*TEXT FOR ANALYSIS:*

He has been charged with treason and inciting violence and social unrest in relation to the pro-independence protests that swept the region for several weeks in 2019. Yeimo has denied the charges. His trial went ahead in August despite repeated requests from his lawyer for a delay on medical grounds, Mary Lawlor, UN special rapporteur on the situation of human rights defenders, said in a statement on Monday. "I've seen it before: States deny medical care to ailing, imprisoned human rights defenders, which results in serious illness or death," said Lawlor. "Indonesia must take urgent steps to ensure that this fate does not await Yeimo," she said, adding that his access to medical care had been restricted and his prison conditions "may have amounted to torture”.
Yeimo is being treated at a Jayapura hospital after a court ordered that he be given medical attention. Papuan activist Rosa Javiera said on Tuesday that Yeimo was suffering from chronic tuberculosis that required continuous medical treatment. "If he has to go back to the correctional institution, then we know the conditions are very poor and not good for his health.”
In a press release received by The Jakarta Post on Tuesday, Indonesia’s Permanent Mission to the UN in Geneva claimed Lawlor’s statement was a “mischaracterization” of Yeimo’s case. “The fact that the Indonesian government carried out the court's order to take Yeimo to receive treatment at a hospital on Aug. 30 attests to the government’s seriousness in ensuring the health and well-being of Yeimo,” the mission said. It said the Constitution guaranteed the protection of human rights and equality for all, including human rights defenders but asserted, “Mere self-identification as a human rights defender does not, and should never, render a person immu
ne from prosecution when he or she is accused of being in violation of the law.”
The mission added that the government was committed to engaging in constructive discussion and accused Lawlor of taking a “megaphone approach […] just for the sake of personal gain through media exposure”. According to Amnesty International Indonesia, as of July 2021, at least 13 Papuan prisoners of conscience remained behind bars for peacefully expressing political views.

*WORK INSTRUCTION 1:* List every person named in the article about Yeimo.
*WORK INSTRUCTION 2:* According to the article about Yeimo, what illness did Rosa Javiera say he was suffering from?
*WORK INSTRUCTION 3:* From the article about Yeimo, output the passage from "The mission added" up to and including "expressing political views.".

*DATA RECORDS:*

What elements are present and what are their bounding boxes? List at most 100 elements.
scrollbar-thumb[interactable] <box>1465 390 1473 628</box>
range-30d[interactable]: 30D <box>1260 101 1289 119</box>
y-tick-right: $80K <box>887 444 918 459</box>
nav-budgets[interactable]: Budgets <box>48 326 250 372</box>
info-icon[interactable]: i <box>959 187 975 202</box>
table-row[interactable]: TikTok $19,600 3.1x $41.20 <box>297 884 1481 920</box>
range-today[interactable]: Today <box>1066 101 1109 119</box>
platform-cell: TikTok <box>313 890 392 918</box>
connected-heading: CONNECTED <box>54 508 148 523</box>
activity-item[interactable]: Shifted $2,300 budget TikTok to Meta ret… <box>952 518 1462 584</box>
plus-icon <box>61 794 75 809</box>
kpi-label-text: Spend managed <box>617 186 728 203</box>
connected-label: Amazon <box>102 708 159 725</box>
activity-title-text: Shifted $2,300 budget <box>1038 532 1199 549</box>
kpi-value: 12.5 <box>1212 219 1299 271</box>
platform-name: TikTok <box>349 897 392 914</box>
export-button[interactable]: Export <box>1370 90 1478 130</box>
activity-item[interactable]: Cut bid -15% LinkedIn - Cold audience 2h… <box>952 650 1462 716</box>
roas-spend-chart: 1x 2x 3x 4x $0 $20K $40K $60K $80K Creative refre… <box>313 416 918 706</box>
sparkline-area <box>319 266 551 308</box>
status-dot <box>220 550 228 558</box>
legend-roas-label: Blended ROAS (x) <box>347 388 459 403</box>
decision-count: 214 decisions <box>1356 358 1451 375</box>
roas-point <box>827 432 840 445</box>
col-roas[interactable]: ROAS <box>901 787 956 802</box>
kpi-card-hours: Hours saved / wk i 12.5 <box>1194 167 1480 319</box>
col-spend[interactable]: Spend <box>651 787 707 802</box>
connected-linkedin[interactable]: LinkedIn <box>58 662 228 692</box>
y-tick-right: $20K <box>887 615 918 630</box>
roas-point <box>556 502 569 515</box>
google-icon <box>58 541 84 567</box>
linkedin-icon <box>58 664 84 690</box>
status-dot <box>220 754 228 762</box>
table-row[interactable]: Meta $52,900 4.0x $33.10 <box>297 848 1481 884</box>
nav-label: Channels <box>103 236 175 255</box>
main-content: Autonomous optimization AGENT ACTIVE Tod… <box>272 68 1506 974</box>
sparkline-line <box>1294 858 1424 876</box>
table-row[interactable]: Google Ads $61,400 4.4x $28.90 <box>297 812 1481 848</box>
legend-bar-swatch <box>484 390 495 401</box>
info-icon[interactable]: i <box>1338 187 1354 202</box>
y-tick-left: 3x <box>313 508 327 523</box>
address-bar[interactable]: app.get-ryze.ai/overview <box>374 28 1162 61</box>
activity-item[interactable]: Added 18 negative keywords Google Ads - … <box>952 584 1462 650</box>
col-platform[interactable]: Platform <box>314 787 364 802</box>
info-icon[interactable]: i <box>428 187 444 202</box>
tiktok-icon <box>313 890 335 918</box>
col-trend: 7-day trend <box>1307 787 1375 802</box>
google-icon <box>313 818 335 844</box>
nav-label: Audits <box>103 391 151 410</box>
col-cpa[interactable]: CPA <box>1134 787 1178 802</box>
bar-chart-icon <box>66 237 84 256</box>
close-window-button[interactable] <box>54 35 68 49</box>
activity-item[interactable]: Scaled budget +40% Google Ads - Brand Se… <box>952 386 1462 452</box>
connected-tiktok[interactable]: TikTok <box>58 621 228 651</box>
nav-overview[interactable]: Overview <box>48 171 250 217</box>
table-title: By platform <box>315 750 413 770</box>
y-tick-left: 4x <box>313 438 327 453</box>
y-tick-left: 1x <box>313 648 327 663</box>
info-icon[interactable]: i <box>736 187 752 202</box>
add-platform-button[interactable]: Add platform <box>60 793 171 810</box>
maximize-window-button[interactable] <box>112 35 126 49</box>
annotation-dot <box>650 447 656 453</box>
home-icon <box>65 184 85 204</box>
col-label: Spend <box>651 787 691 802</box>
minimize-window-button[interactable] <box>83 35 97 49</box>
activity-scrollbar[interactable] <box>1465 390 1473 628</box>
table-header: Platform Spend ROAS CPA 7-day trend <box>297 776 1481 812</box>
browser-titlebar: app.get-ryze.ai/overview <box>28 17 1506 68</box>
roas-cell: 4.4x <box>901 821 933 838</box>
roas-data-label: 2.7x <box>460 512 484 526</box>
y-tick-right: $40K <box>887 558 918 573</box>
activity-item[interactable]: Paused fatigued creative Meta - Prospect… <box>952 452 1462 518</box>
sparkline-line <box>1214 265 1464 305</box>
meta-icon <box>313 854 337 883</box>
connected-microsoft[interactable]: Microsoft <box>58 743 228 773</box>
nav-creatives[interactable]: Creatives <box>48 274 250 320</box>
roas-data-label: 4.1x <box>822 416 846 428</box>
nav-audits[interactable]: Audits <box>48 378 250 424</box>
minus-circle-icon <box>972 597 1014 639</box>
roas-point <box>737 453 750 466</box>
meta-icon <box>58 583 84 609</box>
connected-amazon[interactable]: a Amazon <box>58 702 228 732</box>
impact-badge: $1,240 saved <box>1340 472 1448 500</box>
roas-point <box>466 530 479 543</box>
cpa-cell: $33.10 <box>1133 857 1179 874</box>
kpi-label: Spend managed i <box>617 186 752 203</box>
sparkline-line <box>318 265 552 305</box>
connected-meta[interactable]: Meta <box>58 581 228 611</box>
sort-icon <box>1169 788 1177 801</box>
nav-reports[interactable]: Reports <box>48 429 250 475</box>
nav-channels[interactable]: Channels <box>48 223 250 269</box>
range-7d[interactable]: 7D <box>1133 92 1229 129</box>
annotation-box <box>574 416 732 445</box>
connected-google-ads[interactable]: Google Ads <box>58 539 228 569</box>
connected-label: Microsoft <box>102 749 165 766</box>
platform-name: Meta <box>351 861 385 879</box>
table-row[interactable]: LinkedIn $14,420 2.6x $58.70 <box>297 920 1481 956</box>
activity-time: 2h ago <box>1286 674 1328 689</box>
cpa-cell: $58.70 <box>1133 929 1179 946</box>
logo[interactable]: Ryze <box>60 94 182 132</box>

*WRITTEN ANSWER 1:* Yeimo, Mary Lawlor, Rosa Javiera

*WRITTEN ANSWER 2:* Chronic tuberculosis that required continuous medical treatment.

*WRITTEN ANSWER 3:*
The mission added that the government was committed to engaging in constructive discussion and accused Lawlor of taking a “megaphone approach […] just for the sake of personal gain through media exposure”. According to Amnesty International Indonesia, as of July 2021, at least 13 Papuan prisoners of conscience remained behind bars for peacefully expressing political views.